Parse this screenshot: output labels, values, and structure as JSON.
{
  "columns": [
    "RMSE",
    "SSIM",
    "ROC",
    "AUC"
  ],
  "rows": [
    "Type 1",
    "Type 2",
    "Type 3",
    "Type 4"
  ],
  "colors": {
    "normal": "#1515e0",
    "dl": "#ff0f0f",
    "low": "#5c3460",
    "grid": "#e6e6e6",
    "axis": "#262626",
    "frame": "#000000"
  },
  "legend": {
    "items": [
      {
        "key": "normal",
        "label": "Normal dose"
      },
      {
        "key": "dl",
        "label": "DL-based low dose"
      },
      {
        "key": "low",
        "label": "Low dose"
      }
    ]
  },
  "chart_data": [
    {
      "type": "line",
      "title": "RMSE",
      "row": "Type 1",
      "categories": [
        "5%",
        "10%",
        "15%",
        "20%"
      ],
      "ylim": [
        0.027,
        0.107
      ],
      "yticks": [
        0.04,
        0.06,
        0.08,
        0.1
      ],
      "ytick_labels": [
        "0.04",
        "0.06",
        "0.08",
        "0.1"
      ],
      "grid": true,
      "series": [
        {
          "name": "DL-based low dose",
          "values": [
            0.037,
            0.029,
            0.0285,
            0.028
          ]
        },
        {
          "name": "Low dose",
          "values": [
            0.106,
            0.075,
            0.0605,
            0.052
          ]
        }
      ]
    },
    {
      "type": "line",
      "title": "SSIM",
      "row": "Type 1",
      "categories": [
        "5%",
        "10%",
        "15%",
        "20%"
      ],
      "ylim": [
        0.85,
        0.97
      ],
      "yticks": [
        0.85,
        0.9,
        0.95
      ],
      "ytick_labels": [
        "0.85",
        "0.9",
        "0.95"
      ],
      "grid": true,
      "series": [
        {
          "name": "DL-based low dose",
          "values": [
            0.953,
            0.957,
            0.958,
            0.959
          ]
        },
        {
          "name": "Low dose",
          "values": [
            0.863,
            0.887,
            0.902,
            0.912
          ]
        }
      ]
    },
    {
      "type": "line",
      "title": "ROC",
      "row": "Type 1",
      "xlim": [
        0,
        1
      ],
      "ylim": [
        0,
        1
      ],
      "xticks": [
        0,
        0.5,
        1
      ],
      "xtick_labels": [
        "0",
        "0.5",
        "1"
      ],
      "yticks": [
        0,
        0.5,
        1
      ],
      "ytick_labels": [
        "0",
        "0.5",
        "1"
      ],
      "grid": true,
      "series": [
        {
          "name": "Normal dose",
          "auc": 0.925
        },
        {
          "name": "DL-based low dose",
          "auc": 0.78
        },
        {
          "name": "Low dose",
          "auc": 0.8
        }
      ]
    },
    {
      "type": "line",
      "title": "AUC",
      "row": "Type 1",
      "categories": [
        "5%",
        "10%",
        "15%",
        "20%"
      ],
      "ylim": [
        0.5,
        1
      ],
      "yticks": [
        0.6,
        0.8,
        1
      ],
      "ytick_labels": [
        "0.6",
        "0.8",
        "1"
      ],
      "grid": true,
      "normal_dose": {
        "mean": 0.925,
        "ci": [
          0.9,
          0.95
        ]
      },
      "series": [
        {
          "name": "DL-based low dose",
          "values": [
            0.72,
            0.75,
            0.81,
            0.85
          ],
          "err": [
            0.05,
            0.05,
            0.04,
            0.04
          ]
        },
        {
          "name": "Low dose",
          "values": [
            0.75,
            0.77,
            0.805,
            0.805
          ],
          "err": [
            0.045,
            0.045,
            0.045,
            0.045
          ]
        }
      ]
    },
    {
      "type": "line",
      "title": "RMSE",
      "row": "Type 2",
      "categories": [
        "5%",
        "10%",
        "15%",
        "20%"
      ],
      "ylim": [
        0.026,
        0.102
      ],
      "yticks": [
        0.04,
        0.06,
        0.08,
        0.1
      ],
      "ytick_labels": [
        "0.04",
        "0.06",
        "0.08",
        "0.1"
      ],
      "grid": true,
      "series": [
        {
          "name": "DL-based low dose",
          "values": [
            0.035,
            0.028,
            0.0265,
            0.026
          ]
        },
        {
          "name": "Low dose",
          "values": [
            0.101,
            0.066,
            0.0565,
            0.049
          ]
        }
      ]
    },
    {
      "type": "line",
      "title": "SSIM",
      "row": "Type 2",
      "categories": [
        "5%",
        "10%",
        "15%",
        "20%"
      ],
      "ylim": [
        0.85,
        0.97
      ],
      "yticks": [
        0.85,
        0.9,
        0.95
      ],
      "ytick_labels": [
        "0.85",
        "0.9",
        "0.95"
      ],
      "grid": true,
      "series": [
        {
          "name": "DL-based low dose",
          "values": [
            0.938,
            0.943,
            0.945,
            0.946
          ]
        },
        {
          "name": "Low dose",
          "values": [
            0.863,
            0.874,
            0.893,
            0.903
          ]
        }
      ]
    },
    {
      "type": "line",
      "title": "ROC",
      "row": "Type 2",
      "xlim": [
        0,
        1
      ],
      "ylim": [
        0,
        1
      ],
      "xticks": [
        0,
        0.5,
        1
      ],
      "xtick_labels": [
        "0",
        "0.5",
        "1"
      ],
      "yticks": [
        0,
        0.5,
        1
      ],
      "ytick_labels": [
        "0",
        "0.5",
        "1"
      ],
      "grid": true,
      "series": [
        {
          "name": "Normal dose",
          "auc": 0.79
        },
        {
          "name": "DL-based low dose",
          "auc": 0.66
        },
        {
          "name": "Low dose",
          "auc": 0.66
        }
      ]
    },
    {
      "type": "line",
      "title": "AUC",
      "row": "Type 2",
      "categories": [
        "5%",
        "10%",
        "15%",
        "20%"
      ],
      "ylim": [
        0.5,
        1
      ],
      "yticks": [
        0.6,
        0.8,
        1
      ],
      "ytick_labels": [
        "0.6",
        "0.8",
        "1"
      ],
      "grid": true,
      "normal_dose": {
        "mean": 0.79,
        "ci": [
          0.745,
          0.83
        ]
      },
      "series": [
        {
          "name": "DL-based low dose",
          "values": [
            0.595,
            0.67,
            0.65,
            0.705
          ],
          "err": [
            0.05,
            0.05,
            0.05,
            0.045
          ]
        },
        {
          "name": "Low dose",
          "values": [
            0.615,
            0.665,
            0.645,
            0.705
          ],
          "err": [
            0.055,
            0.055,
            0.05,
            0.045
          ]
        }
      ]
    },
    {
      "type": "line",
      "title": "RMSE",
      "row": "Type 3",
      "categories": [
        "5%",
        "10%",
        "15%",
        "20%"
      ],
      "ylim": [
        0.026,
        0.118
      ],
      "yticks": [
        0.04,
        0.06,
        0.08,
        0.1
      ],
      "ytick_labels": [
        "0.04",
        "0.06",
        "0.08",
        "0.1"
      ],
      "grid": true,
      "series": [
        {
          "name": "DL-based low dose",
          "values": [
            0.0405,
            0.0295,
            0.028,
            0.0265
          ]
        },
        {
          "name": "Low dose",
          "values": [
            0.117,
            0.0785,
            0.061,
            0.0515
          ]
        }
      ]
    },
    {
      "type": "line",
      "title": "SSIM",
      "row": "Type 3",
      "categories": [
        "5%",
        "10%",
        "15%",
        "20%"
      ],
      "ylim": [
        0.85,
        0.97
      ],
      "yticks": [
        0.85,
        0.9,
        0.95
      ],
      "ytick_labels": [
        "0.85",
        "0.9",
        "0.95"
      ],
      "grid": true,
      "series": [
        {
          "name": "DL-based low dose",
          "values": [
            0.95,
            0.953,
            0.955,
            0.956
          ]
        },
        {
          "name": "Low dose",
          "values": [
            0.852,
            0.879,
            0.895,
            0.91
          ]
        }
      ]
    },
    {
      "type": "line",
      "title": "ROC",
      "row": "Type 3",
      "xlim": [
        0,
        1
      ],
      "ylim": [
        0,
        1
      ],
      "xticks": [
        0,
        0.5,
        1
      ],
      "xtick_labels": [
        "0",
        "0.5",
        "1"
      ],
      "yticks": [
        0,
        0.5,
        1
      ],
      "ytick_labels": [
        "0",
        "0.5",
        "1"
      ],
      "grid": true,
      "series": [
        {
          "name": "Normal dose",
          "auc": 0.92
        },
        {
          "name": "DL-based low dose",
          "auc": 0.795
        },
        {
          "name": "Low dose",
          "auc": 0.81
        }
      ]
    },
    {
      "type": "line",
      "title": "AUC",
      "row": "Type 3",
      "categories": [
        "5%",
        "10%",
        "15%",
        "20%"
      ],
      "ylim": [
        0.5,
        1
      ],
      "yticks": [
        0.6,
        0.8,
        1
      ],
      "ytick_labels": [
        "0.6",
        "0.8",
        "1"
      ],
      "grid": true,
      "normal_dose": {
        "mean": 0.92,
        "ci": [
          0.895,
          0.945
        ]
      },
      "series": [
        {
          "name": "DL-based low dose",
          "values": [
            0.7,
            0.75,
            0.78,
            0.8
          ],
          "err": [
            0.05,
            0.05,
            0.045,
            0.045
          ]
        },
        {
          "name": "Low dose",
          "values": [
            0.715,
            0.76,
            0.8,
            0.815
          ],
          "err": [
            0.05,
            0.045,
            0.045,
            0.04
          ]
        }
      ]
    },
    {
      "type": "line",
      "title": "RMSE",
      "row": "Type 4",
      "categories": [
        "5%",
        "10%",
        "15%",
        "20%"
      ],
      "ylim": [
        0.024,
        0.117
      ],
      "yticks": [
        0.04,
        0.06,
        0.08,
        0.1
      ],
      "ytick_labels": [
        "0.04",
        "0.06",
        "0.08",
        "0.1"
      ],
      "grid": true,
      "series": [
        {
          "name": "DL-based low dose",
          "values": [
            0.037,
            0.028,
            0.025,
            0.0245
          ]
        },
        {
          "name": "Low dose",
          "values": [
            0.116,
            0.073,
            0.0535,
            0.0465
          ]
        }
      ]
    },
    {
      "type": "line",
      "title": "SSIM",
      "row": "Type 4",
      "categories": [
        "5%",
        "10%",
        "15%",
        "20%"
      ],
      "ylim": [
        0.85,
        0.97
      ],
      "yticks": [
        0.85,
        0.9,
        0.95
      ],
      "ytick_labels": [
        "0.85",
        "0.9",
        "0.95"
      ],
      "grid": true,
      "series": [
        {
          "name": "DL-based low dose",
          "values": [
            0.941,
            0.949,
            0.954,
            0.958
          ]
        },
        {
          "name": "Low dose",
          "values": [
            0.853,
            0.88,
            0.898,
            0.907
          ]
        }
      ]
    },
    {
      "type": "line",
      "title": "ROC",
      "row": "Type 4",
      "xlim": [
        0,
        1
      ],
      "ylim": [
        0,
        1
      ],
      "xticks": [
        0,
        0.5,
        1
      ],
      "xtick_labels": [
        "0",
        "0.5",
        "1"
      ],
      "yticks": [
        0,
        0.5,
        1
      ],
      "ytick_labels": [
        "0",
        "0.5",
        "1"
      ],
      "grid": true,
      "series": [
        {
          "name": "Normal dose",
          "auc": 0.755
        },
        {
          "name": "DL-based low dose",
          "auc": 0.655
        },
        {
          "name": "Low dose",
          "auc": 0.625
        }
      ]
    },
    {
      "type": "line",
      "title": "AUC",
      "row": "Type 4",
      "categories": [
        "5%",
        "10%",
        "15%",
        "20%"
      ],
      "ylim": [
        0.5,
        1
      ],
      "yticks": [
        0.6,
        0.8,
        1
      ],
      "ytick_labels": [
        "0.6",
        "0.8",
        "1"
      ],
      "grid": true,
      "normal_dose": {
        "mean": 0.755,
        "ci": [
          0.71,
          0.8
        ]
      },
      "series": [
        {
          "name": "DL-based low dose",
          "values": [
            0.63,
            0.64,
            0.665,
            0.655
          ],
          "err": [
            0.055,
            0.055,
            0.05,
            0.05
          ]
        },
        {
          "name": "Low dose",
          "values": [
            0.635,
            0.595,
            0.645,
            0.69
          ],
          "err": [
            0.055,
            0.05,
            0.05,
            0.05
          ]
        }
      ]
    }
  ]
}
========================
— Stated exercise —
Find how many lines in the material hold the word "mean" and state that number alone.

— Problem solution —
4